>> Begin

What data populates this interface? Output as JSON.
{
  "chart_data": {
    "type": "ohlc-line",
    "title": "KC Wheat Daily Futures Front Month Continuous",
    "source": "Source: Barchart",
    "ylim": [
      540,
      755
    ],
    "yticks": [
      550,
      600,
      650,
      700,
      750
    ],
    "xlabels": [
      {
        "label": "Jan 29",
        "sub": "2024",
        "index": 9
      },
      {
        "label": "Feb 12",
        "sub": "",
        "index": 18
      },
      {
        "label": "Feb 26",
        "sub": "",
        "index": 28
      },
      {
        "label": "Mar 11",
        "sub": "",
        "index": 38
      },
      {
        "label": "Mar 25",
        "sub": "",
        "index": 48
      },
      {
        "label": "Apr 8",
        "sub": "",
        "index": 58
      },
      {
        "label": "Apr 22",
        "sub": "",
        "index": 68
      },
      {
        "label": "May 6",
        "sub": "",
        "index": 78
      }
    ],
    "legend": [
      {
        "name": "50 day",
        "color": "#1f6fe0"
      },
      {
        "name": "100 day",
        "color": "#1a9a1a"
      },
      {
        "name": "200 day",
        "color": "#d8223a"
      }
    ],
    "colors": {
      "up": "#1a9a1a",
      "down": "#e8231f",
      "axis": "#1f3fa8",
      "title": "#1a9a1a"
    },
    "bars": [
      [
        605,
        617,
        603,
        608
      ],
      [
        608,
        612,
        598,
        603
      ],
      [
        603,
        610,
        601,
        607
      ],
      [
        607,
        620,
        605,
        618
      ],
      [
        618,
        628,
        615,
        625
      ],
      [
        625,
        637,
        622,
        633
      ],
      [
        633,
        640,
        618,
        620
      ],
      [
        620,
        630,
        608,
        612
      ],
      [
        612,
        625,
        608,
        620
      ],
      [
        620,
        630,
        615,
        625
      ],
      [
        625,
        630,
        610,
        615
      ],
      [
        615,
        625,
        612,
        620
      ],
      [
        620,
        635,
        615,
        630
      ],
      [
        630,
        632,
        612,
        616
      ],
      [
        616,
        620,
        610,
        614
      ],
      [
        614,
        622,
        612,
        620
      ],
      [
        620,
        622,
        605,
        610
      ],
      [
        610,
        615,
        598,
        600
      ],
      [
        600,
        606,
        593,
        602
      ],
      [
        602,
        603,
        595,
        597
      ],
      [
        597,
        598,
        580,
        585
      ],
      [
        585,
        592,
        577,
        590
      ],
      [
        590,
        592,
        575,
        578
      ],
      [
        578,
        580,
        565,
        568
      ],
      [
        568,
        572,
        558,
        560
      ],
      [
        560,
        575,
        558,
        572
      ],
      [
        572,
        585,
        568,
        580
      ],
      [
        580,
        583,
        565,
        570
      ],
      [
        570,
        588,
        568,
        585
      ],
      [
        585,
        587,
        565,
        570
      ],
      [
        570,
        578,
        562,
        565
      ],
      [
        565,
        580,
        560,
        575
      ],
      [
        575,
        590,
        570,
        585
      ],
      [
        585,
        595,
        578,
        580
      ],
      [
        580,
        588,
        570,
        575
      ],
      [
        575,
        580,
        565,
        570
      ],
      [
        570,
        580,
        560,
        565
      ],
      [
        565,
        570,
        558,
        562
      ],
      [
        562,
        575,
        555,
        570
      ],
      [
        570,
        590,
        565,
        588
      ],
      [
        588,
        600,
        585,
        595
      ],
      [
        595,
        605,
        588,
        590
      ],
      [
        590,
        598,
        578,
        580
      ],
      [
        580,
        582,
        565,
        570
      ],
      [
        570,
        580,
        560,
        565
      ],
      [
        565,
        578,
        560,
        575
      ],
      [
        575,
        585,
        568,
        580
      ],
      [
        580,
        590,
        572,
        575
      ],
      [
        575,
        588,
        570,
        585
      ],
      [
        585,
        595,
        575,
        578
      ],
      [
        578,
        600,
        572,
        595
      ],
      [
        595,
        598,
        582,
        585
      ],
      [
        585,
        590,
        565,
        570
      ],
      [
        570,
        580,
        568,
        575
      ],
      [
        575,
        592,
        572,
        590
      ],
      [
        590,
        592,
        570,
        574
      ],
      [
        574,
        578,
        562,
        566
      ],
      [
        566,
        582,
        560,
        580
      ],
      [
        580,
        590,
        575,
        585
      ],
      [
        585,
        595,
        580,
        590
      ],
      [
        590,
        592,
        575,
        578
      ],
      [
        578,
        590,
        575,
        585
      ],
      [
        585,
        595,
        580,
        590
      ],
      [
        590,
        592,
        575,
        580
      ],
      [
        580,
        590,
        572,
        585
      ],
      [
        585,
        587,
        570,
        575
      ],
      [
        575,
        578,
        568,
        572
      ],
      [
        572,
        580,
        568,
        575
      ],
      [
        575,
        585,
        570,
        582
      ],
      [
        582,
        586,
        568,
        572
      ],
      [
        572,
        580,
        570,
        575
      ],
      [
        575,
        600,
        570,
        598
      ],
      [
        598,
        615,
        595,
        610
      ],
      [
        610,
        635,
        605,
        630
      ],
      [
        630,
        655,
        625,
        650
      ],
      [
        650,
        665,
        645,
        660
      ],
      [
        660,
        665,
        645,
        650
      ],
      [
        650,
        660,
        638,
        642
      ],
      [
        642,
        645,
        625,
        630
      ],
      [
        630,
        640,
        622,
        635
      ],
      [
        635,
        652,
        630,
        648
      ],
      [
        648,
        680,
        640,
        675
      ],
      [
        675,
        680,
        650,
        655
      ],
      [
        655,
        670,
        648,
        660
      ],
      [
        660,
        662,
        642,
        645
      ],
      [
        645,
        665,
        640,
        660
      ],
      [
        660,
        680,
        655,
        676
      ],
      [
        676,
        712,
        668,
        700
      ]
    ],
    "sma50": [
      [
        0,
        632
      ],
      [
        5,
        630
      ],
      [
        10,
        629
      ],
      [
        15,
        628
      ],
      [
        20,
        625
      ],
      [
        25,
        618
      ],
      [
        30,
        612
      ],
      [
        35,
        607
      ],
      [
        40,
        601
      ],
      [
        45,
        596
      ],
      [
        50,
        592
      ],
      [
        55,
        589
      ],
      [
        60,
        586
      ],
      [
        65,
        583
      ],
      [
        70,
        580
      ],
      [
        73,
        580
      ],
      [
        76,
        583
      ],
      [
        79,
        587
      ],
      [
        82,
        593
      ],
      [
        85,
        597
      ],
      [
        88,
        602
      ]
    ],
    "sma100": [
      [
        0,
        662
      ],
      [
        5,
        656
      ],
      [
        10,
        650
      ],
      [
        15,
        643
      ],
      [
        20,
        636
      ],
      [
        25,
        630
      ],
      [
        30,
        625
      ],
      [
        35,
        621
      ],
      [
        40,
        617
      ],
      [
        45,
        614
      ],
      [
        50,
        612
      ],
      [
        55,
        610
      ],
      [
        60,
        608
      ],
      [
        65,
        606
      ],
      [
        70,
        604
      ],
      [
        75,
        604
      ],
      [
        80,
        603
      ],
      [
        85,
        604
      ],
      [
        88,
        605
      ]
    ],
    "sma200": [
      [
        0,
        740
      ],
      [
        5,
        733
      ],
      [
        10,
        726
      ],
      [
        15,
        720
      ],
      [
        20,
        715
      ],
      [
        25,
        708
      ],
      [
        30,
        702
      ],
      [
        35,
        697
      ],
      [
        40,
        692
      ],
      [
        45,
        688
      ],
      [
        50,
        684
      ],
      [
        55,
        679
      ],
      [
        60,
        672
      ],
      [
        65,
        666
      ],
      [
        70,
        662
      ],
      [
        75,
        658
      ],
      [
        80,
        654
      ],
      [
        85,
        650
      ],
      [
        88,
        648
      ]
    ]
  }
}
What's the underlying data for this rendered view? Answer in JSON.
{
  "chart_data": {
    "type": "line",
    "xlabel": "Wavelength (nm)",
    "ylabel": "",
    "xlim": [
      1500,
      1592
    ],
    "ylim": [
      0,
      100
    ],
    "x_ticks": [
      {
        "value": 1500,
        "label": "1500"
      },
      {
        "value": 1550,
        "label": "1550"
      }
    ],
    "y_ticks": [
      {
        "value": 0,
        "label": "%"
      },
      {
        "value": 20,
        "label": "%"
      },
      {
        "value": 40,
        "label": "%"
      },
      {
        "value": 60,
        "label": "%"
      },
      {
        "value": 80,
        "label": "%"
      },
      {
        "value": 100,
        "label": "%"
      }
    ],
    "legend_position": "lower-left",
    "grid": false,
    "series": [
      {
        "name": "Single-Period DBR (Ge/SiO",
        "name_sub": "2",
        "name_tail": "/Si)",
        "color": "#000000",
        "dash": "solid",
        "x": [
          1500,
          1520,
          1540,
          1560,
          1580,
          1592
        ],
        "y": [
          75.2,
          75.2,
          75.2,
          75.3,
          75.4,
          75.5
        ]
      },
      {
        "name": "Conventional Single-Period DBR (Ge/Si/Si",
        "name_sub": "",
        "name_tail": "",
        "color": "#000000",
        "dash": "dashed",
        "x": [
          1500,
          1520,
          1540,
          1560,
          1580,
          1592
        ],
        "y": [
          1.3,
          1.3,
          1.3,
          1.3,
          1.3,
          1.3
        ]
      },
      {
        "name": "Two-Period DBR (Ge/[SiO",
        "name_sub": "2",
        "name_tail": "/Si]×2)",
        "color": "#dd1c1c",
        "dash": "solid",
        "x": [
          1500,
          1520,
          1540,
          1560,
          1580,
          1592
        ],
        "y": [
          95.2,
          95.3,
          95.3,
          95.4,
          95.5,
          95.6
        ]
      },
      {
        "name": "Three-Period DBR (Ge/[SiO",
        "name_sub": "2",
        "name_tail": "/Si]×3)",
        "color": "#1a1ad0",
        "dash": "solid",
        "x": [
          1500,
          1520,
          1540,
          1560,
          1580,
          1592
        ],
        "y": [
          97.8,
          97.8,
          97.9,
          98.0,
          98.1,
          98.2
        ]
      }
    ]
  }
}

>> End

WHAT IS EXPECTED: Say only how many lines in the records carry the word "Period".

RESULT OF THIS EXERCISE: 4